** BEGIN Data for this exercise **

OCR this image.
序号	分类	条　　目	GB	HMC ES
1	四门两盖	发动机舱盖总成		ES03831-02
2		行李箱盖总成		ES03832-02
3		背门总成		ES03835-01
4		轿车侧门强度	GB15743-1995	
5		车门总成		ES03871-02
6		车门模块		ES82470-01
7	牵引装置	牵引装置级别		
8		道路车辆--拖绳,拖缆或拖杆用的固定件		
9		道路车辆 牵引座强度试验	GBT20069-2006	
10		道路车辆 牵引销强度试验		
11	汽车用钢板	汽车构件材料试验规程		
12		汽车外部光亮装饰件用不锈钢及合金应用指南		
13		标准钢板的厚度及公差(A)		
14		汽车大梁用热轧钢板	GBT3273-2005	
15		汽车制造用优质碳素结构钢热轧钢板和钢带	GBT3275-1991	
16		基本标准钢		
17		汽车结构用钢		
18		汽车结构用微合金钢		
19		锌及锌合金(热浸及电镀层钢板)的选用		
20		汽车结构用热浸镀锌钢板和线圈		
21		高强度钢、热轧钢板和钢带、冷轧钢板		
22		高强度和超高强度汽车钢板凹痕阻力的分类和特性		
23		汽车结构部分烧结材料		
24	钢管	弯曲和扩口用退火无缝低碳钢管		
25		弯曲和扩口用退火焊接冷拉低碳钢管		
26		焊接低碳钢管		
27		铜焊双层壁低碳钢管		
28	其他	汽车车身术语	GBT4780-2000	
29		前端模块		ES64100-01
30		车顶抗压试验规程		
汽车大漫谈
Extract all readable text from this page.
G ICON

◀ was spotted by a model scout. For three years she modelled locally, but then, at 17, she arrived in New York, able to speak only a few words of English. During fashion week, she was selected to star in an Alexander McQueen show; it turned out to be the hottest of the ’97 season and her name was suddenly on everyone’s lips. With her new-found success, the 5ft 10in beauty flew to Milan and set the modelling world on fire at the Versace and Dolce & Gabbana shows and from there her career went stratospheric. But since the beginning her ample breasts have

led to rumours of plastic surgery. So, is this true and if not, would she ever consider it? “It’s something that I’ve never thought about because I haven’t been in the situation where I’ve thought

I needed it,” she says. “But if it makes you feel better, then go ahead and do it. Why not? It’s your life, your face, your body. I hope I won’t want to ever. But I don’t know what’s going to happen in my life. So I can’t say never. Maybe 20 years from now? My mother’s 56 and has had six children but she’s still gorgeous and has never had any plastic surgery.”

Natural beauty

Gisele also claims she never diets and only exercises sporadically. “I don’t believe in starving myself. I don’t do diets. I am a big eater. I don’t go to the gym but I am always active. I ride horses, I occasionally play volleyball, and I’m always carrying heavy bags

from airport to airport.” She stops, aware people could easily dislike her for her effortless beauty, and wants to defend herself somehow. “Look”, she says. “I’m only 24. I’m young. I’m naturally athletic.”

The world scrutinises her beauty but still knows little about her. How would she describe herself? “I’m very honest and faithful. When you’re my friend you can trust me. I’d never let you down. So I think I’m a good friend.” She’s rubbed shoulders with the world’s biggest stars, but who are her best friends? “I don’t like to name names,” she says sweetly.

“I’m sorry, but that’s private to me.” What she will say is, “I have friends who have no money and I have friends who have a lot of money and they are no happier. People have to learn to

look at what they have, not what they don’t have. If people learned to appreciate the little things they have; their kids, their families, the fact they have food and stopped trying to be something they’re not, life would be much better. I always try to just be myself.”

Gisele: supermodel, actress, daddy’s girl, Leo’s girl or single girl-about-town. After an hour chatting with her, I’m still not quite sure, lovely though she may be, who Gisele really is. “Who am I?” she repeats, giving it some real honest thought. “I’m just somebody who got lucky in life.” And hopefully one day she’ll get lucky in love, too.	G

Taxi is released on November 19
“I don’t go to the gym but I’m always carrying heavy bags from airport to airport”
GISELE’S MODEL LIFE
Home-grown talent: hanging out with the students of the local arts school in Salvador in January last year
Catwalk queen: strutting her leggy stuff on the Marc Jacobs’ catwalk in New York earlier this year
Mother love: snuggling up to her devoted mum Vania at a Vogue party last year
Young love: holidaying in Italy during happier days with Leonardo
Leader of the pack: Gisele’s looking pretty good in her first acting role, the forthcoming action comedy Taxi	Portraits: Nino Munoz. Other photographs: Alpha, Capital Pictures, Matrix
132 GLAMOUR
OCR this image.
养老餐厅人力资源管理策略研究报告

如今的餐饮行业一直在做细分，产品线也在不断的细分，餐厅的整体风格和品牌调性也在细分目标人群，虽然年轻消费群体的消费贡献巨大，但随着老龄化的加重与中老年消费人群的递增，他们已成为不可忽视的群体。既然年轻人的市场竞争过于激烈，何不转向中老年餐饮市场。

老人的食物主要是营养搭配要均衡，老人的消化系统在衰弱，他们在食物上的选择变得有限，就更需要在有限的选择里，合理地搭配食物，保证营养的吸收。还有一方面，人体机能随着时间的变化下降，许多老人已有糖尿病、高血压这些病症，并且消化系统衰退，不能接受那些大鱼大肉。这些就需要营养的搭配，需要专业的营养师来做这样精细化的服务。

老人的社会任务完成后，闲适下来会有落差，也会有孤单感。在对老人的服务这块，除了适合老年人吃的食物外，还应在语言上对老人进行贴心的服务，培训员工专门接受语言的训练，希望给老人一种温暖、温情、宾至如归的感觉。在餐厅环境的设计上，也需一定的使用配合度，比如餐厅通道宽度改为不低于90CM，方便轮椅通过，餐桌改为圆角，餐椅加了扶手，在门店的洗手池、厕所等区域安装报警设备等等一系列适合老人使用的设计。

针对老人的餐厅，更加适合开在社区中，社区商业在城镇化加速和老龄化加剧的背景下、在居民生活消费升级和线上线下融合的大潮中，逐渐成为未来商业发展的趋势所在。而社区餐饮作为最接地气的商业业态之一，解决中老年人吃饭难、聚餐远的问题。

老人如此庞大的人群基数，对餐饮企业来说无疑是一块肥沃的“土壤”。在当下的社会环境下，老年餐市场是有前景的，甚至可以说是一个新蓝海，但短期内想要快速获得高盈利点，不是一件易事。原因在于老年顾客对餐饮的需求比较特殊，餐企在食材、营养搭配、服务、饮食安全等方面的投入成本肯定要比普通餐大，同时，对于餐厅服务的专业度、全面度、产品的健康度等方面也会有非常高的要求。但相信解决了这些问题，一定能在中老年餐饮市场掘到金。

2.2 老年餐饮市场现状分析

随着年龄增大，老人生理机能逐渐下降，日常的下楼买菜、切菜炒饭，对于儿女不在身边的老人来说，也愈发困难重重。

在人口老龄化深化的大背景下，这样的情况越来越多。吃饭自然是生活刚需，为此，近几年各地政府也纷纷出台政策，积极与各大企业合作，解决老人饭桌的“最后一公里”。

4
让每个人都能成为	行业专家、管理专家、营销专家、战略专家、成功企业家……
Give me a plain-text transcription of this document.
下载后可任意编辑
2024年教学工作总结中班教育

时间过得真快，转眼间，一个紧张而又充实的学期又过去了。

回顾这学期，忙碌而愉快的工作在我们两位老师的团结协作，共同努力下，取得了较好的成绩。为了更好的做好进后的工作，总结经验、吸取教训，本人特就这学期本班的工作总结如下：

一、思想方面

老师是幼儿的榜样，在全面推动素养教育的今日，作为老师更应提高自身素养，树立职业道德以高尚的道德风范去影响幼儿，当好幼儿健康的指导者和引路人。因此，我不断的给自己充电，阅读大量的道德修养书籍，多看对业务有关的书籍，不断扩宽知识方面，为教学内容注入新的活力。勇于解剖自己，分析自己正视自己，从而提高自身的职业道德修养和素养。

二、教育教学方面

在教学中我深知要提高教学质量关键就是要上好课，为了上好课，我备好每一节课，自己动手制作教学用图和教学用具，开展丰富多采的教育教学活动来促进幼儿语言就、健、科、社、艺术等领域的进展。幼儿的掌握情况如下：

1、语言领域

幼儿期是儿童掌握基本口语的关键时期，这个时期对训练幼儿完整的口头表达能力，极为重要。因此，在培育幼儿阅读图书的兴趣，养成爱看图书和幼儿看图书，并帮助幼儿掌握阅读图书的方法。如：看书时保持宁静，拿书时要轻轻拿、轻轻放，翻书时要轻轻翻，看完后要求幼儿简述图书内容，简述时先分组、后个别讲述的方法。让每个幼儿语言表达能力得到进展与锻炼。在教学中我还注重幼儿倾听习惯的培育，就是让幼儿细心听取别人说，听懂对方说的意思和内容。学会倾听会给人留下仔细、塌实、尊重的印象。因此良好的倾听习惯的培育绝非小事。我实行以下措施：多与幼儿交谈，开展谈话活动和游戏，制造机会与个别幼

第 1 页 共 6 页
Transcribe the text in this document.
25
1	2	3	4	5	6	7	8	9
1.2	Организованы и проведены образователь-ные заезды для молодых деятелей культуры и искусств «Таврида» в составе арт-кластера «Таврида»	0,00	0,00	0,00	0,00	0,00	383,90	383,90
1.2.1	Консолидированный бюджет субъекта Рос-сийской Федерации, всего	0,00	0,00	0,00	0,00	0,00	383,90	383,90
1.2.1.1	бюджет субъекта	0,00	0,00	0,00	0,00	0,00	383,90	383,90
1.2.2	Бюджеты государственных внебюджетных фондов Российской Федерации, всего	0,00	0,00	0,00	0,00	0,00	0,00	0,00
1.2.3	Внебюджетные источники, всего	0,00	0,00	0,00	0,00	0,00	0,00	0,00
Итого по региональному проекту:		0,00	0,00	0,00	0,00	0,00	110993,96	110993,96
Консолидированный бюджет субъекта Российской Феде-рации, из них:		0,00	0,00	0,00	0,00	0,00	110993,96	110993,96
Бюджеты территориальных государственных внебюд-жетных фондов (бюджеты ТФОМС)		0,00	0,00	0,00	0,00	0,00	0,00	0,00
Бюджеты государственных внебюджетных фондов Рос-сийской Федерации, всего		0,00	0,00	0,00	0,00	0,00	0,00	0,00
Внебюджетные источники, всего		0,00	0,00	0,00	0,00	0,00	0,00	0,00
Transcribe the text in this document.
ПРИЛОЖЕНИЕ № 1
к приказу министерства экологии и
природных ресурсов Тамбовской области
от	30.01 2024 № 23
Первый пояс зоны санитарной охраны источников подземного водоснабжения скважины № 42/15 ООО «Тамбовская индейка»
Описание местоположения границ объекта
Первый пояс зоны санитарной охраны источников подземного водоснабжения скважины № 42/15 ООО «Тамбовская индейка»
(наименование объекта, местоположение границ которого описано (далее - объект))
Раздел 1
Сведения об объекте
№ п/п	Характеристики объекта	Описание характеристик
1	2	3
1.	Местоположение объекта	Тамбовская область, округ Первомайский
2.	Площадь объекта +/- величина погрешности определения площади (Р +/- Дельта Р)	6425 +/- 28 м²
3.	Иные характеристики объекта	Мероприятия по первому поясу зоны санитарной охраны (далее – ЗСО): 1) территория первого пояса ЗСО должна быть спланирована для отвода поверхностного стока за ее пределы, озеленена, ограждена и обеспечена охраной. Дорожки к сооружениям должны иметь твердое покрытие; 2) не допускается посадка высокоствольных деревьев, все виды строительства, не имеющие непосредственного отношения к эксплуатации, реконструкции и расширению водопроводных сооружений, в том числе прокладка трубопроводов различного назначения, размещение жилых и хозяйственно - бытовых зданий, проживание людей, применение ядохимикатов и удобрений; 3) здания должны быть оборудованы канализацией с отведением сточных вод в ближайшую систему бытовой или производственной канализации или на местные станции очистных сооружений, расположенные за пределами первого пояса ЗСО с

** END Data for this exercise **

## Exercise task
Find how many lines in the listing contain the word "friends" and give that count alone.

## Output below
2